**What to produce**
Extract every line of the material that holds the string "there".

####################

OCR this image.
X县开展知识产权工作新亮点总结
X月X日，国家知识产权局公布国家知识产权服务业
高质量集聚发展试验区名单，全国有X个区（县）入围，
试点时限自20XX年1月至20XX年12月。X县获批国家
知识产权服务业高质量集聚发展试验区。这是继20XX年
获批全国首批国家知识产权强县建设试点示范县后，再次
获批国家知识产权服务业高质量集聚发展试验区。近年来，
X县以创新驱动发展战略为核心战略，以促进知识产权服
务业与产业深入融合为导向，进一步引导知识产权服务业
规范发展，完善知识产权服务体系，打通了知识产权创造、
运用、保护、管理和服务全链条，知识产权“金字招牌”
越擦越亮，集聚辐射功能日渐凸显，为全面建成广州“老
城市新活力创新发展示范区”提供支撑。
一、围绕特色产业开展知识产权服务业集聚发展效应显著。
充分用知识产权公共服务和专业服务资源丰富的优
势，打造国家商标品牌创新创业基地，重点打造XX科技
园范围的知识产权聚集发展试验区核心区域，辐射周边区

####################

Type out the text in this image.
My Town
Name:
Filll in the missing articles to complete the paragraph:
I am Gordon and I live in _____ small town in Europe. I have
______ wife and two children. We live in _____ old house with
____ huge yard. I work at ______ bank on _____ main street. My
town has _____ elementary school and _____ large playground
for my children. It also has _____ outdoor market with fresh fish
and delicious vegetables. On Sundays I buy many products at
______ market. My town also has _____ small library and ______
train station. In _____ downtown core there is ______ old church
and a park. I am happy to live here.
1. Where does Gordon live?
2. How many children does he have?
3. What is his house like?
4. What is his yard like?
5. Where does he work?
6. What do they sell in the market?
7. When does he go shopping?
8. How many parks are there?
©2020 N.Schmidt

####################

**Result**
train station. In _____ downtown core there is ______ old church
8. How many parks are there?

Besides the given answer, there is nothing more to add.